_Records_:
****************************************

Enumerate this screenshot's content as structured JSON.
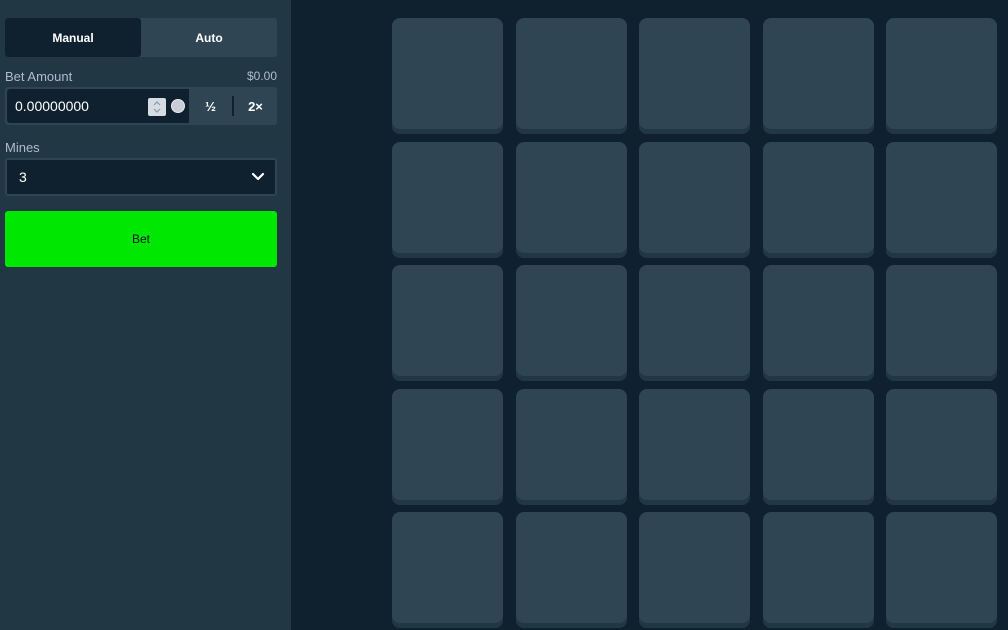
{
  "modes": {
    "manual_label": "Manual",
    "auto_label": "Auto",
    "active": "manual"
  },
  "bet_amount": {
    "label": "Bet Amount",
    "usd_value": "$0.00",
    "value": "0.00000000",
    "half_label": "½",
    "double_label": "2×",
    "coin_icon": "crypto-coin-icon"
  },
  "mines": {
    "label": "Mines",
    "selected": "3"
  },
  "bet_button": {
    "label": "Bet"
  },
  "board": {
    "rows": 5,
    "columns": 5
  },
  "colors": {
    "accent_green": "#00e701",
    "background": "#0f212e",
    "panel": "#213743",
    "tile": "#2f4553"
  }
}
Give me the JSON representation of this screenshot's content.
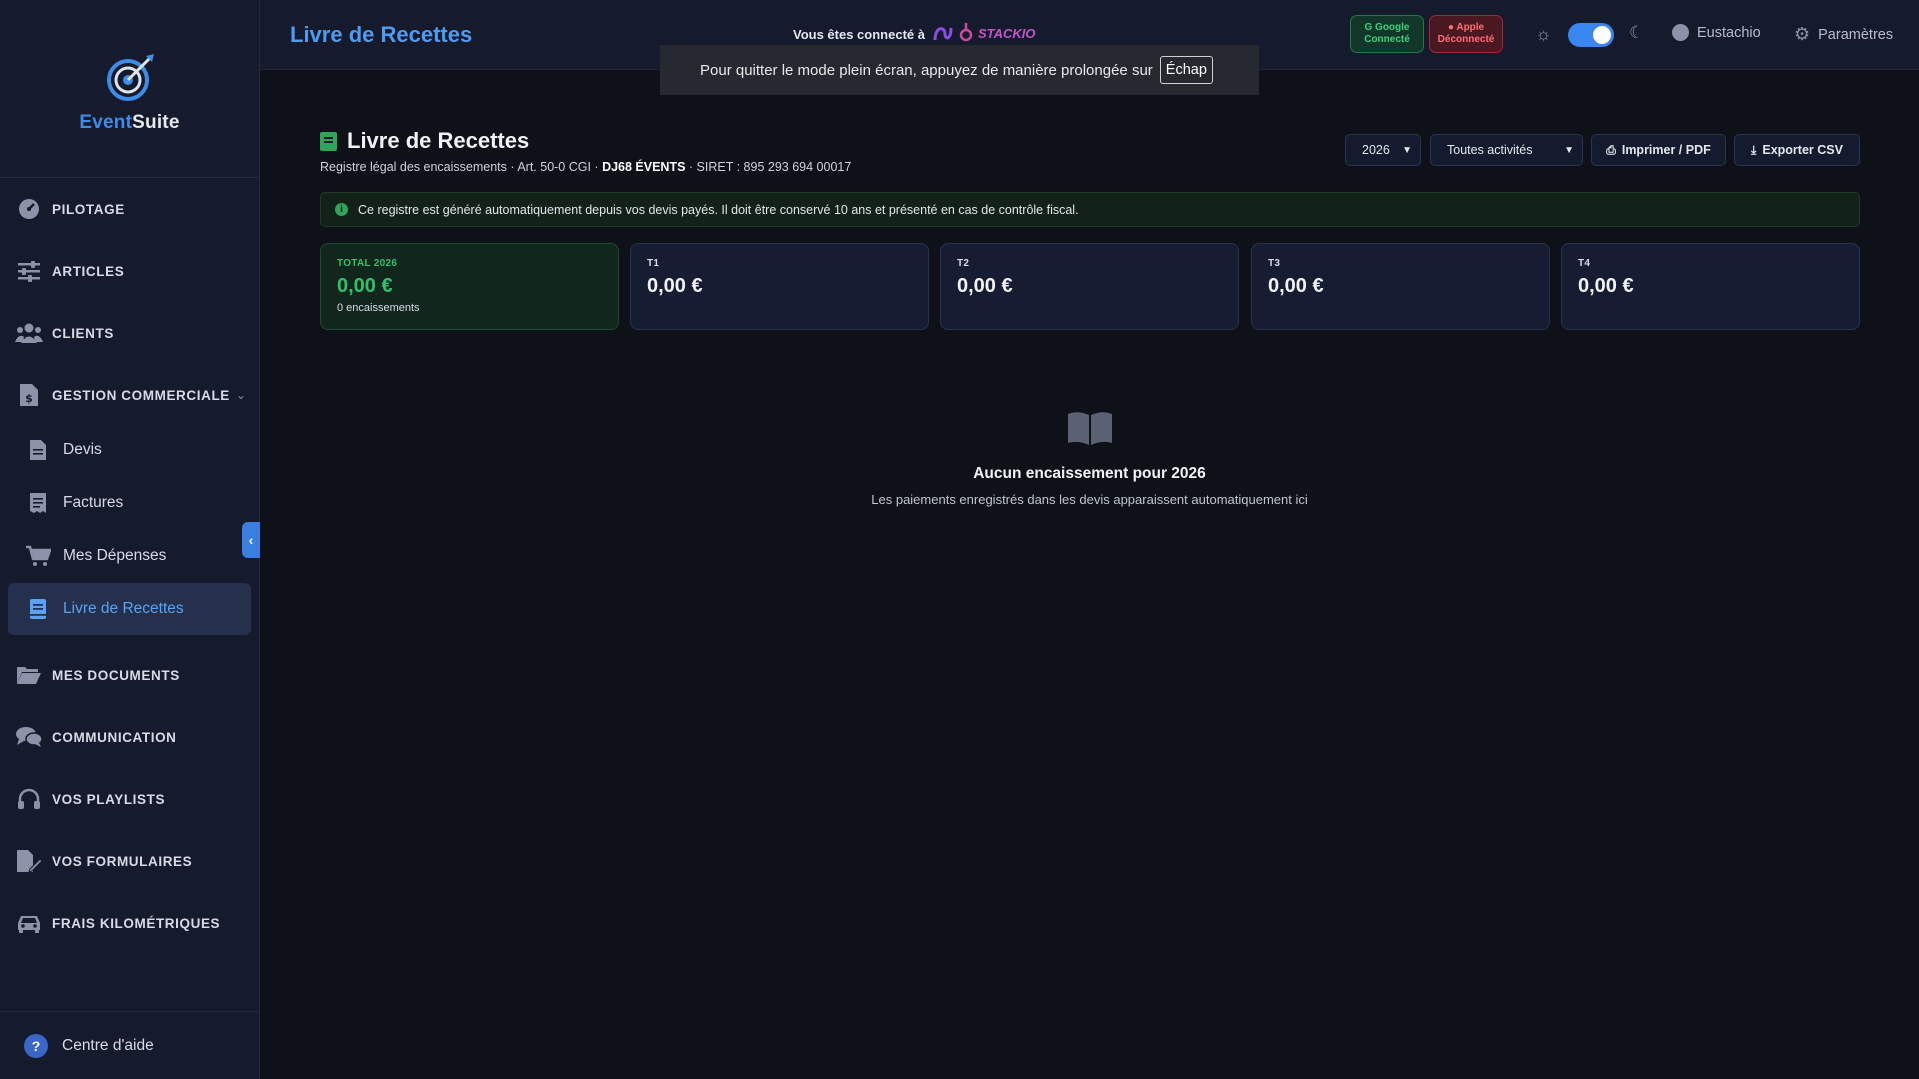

****************************************

_Problem description_: Give an exact reproduction of every line, leaving out any picture.

_The reply_:
Enumerate this screenshot's content as structured JSON.
{
  "modes": {
    "manual_label": "Manual",
    "auto_label": "Auto",
    "active": "manual"
  },
  "bet_amount": {
    "label": "Bet Amount",
    "usd_value": "$0.00",
    "value": "0.00000000",
    "half_label": "½",
    "double_label": "2×",
    "coin_icon": "crypto-coin-icon"
  },
  "mines": {
    "label": "Mines",
    "selected": "3"
  },
  "bet_button": {
    "label": "Bet"
  },
  "board": {
    "rows": 5,
    "columns": 5
  },
  "colors": {
    "accent_green": "#00e701",
    "background": "#0f212e",
    "panel": "#213743",
    "tile": "#2f4553"
  }
}
Give me the JSON representation of this screenshot's content.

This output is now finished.